TEXT PROVIDED ::
◇ ◇ ◇ ◇ ◇
Evaluating Fine-Tuning and Metrics for Neural Decompilation of Dart AOT Binaries
Abstract
Neural decompilation is increasingly studied as a code-generation problem, yet its evaluation methodology remains underdeveloped for modern languages.
We present a systematic empirical study of fine-tuning effectiveness and metric validity for Dart Ahead-of-Time (AOT) neural decompilation.
We evaluate six fine-tuned model variants across three base architectures (4B-8B parameters) using three metrics: CodeBLEU, compile@k, and pass@k on a new 154-task HumanEval-Dart benchmark.
Our study yields three principal findings grounded in paired task-level statistical tests.
First, no fine-tuning configuration produces a statistically significant pass@k improvement.
The sole positive case yields +0.71 pp (McNemar p=0.21), while fine-tuning the strongest base (Qwen3-8B) causes a highly significant regression of -5.65 pp (p<0.001).
◇ ◇ ◇ ◇ ◇
GIVEN RECORDS ::
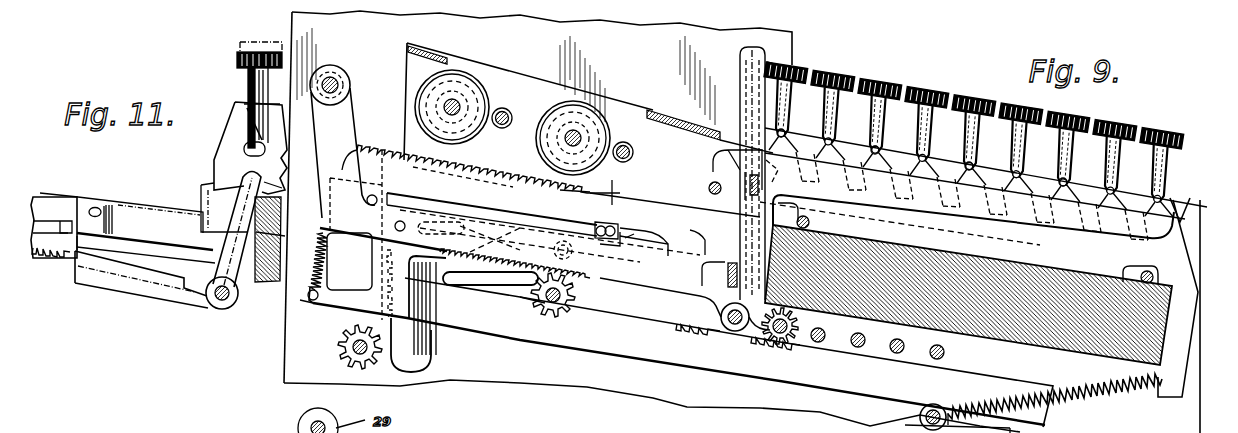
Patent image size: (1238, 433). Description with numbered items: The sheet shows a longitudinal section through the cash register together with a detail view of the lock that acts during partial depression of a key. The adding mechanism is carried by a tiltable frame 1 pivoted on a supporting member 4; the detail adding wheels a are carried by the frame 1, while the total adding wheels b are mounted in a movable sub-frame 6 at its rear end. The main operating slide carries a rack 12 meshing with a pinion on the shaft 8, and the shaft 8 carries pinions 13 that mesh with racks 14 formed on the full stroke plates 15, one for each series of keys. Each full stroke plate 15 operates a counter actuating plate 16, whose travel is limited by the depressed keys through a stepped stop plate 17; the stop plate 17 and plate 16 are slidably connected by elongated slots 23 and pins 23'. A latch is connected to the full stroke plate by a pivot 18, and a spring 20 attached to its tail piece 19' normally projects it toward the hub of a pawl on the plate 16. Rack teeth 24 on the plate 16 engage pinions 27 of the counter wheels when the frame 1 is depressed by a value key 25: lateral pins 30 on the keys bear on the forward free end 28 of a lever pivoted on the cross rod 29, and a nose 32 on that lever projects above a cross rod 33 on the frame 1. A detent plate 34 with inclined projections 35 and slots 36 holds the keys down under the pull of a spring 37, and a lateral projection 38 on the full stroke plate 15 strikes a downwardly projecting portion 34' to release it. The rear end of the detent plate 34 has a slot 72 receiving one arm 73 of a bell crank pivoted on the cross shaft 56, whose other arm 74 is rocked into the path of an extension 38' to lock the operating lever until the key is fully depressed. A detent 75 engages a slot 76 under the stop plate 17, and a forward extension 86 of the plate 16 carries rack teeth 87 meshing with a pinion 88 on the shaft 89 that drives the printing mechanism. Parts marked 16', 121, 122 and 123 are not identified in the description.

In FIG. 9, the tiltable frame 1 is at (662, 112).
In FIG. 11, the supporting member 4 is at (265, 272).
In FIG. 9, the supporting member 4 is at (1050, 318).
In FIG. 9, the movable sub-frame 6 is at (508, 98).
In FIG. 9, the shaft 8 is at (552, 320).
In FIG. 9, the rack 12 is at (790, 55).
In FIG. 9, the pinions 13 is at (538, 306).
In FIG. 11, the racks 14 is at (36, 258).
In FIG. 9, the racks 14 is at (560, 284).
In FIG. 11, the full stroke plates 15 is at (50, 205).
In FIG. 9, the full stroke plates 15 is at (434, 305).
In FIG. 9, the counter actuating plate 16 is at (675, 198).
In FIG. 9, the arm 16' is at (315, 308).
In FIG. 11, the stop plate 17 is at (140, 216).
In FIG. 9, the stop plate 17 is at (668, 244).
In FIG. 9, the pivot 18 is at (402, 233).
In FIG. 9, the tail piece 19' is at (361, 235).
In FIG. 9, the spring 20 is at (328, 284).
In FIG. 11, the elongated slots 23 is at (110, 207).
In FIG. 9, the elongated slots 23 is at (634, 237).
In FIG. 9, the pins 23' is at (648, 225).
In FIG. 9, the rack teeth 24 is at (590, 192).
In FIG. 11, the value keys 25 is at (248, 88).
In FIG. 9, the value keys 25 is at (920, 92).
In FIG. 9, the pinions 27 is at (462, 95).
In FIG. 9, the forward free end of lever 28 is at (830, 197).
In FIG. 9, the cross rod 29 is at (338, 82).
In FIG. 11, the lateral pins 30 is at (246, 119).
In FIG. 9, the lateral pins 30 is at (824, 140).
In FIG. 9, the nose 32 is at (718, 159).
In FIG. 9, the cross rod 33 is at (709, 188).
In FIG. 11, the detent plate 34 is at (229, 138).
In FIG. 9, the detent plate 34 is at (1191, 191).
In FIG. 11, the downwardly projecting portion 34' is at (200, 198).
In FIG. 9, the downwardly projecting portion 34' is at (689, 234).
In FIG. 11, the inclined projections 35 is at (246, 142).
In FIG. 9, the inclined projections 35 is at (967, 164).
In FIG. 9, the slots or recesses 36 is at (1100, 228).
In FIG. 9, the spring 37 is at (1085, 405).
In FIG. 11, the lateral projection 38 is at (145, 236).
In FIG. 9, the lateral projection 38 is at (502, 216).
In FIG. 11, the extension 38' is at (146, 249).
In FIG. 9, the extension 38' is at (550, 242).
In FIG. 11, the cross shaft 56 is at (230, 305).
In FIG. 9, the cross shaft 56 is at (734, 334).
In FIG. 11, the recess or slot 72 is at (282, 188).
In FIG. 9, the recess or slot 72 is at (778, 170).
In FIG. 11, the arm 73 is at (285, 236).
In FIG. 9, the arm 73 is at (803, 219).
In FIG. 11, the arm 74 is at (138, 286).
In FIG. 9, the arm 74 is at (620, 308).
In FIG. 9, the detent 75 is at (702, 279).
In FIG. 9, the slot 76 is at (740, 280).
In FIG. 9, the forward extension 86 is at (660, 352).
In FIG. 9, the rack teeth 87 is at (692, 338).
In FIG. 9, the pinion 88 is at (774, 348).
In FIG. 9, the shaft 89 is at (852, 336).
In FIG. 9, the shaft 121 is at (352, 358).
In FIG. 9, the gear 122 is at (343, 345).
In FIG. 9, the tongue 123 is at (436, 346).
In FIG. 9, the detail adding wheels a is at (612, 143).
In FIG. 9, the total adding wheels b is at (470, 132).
◇ ◇ ◇ ◇ ◇
PROBLEMS TO SOLVE ::
(A) Copy the abstract on neural decompilation of Dart binaries word for word, in full.
(B) Rewrite the listing from its first line up to and including the line containing "In FIG. 9, the rack 12 is at (790, 55).", replacing "longitudinal section" with "lengthwise section" and keeping everything else unchanged. Leave the pictures out.

RESULTS ::
(A)
Evaluating Fine-Tuning and Metrics for Neural Decompilation of Dart AOT Binaries
Abstract
Neural decompilation is increasingly studied as a code-generation problem, yet its evaluation methodology remains underdeveloped for modern languages.
We present a systematic empirical study of fine-tuning effectiveness and metric validity for Dart Ahead-of-Time (AOT) neural decompilation.
We evaluate six fine-tuned model variants across three base architectures (4B-8B parameters) using three metrics: CodeBLEU, compile@k, and pass@k on a new 154-task HumanEval-Dart benchmark.
Our study yields three principal findings grounded in paired task-level statistical tests.
First, no fine-tuning configuration produces a statistically significant pass@k improvement.
The sole positive case yields +0.71 pp (McNemar p=0.21), while fine-tuning the strongest base (Qwen3-8B) causes a highly significant regression of -5.65 pp (p<0.001).

(B)
Patent image size: (1238, 433). Description with numbered items: The sheet shows a lengthwise section through the cash register together with a detail view of the lock that acts during partial depression of a key. The adding mechanism is carried by a tiltable frame 1 pivoted on a supporting member 4; the detail adding wheels a are carried by the frame 1, while the total adding wheels b are mounted in a movable sub-frame 6 at its rear end. The main operating slide carries a rack 12 meshing with a pinion on the shaft 8, and the shaft 8 carries pinions 13 that mesh with racks 14 formed on the full stroke plates 15, one for each series of keys. Each full stroke plate 15 operates a counter actuating plate 16, whose travel is limited by the depressed keys through a stepped stop plate 17; the stop plate 17 and plate 16 are slidably connected by elongated slots 23 and pins 23'. A latch is connected to the full stroke plate by a pivot 18, and a spring 20 attached to its tail piece 19' normally projects it toward the hub of a pawl on the plate 16. Rack teeth 24 on the plate 16 engage pinions 27 of the counter wheels when the frame 1 is depressed by a value key 25: lateral pins 30 on the keys bear on the forward free end 28 of a lever pivoted on the cross rod 29, and a nose 32 on that lever projects above a cross rod 33 on the frame 1. A detent plate 34 with inclined projections 35 and slots 36 holds the keys down under the pull of a spring 37, and a lateral projection 38 on the full stroke plate 15 strikes a downwardly projecting portion 34' to release it. The rear end of the detent plate 34 has a slot 72 receiving one arm 73 of a bell crank pivoted on the cross shaft 56, whose other arm 74 is rocked into the path of an extension 38' to lock the operating lever until the key is fully depressed. A detent 75 engages a slot 76 under the stop plate 17, and a forward extension 86 of the plate 16 carries rack teeth 87 meshing with a pinion 88 on the shaft 89 that drives the printing mechanism. Parts marked 16', 121, 122 and 123 are not identified in the description.

In FIG. 9, the tiltable frame 1 is at (662, 112).
In FIG. 11, the supporting member 4 is at (265, 272).
In FIG. 9, the supporting member 4 is at (1050, 318).
In FIG. 9, the movable sub-frame 6 is at (508, 98).
In FIG. 9, the shaft 8 is at (552, 320).
In FIG. 9, the rack 12 is at (790, 55).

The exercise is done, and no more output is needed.